Saved entries:
▼
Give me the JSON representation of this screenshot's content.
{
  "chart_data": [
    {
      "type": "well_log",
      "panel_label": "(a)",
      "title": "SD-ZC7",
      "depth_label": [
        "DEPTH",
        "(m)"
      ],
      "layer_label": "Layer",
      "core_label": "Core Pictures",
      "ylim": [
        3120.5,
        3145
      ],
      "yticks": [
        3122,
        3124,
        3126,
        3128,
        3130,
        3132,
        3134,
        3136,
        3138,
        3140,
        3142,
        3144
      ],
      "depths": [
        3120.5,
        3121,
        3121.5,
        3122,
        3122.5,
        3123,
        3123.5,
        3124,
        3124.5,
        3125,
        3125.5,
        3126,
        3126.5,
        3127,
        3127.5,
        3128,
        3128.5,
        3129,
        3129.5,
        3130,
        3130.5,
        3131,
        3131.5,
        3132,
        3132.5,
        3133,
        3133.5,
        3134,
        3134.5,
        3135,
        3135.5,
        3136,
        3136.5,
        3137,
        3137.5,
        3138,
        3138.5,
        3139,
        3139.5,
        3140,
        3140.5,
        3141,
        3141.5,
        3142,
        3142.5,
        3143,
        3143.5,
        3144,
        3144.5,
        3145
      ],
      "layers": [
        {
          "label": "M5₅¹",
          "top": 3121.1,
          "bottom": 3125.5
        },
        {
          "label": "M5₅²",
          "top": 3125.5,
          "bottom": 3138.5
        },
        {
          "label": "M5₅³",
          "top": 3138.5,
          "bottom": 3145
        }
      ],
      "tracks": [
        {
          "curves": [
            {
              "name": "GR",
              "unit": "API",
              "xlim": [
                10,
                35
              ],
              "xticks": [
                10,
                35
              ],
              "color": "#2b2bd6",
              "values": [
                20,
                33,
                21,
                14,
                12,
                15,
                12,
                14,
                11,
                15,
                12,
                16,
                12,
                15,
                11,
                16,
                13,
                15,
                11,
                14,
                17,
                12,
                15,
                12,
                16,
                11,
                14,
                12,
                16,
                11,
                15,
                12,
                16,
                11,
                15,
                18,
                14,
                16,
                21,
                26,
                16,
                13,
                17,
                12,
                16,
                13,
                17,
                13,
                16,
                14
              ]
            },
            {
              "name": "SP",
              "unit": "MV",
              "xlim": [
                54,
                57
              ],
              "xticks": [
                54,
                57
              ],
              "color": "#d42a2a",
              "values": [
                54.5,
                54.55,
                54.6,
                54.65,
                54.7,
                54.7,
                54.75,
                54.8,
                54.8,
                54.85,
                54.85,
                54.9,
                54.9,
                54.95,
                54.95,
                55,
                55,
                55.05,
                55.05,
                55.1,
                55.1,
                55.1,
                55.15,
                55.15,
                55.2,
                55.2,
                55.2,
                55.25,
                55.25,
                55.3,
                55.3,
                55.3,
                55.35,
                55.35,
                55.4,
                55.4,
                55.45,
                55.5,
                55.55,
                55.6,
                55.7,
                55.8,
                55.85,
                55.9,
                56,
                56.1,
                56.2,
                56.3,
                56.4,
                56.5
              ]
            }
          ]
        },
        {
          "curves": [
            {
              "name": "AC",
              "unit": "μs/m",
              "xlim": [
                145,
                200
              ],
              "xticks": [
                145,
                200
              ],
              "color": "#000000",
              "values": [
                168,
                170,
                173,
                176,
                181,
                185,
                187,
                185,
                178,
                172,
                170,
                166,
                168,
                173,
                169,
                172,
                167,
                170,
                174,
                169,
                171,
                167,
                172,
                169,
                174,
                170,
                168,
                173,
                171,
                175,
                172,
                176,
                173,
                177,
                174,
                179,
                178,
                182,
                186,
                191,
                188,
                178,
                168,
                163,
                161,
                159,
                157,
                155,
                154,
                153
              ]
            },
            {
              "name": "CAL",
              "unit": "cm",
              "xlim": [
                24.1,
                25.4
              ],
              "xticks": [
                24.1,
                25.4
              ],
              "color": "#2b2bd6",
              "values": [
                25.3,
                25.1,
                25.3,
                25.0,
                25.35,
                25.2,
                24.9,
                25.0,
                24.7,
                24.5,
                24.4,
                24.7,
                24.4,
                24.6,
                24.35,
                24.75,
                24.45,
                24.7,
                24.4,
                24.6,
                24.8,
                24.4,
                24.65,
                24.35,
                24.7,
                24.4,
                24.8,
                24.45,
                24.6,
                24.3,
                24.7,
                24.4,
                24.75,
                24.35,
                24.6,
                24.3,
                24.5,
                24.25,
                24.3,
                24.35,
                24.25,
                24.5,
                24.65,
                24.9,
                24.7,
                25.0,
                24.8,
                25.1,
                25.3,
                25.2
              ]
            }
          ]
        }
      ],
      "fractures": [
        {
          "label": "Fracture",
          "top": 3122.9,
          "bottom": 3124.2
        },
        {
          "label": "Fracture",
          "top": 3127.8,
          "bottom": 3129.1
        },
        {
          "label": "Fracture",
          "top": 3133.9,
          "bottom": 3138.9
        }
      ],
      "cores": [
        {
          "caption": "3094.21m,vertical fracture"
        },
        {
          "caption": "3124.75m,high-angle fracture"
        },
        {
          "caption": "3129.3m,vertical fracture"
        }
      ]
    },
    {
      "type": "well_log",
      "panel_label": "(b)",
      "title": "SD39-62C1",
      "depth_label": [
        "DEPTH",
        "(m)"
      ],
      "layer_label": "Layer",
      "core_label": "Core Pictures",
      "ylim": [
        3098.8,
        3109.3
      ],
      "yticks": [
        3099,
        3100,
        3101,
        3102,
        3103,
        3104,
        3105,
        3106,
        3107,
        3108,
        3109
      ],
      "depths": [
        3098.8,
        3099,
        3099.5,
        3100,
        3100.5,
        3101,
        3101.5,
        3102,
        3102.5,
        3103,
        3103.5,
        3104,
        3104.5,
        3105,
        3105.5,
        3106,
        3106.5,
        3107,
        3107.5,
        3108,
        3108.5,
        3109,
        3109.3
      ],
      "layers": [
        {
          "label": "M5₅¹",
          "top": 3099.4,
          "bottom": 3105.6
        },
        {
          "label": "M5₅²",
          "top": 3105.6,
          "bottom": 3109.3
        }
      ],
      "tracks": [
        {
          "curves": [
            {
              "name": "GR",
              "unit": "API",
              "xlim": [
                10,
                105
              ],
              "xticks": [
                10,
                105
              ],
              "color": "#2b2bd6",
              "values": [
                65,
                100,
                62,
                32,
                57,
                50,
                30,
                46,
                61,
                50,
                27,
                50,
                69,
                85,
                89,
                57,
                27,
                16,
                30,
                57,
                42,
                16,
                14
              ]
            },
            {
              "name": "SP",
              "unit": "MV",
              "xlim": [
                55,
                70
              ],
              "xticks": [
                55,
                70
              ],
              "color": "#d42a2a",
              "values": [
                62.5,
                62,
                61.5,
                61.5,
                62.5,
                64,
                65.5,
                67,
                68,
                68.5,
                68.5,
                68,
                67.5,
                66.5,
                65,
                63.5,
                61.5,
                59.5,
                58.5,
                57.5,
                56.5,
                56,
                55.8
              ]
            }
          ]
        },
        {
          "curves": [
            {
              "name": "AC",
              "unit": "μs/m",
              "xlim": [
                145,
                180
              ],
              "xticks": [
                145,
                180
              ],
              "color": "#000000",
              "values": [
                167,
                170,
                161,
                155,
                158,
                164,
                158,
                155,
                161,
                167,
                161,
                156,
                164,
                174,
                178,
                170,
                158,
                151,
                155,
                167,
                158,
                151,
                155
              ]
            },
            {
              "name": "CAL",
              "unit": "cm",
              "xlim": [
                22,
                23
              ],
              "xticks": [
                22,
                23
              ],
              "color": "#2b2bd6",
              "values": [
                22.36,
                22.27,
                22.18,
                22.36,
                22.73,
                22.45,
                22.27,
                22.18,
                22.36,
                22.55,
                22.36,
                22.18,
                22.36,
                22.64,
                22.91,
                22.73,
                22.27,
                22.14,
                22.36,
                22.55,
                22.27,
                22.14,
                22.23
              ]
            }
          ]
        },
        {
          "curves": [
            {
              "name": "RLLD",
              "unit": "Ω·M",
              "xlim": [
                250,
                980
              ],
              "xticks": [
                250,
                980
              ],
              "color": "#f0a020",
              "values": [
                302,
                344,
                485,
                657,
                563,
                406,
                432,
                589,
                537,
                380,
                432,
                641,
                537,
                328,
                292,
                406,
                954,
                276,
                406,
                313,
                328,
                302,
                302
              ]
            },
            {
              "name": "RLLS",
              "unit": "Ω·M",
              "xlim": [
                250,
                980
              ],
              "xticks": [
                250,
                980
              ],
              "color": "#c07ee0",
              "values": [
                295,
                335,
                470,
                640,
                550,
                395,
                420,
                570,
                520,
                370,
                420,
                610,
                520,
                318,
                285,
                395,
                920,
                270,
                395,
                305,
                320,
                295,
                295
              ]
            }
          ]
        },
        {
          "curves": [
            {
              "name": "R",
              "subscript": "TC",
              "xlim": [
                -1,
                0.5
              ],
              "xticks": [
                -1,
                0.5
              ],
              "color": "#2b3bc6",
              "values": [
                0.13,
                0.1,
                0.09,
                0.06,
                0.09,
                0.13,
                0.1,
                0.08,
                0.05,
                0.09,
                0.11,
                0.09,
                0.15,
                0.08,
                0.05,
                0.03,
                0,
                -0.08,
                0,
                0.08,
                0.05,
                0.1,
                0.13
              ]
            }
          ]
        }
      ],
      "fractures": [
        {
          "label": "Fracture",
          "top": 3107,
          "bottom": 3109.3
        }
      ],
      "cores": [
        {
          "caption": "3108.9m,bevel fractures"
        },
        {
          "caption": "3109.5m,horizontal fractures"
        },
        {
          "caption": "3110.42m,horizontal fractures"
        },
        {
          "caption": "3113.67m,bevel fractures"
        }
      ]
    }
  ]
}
▲
_WHAT YOU HAVE TO DO:_ Counting only lines of the data above that hold "horizontal", report the total and nothing else.

_ANSWER IN FULL:_ 2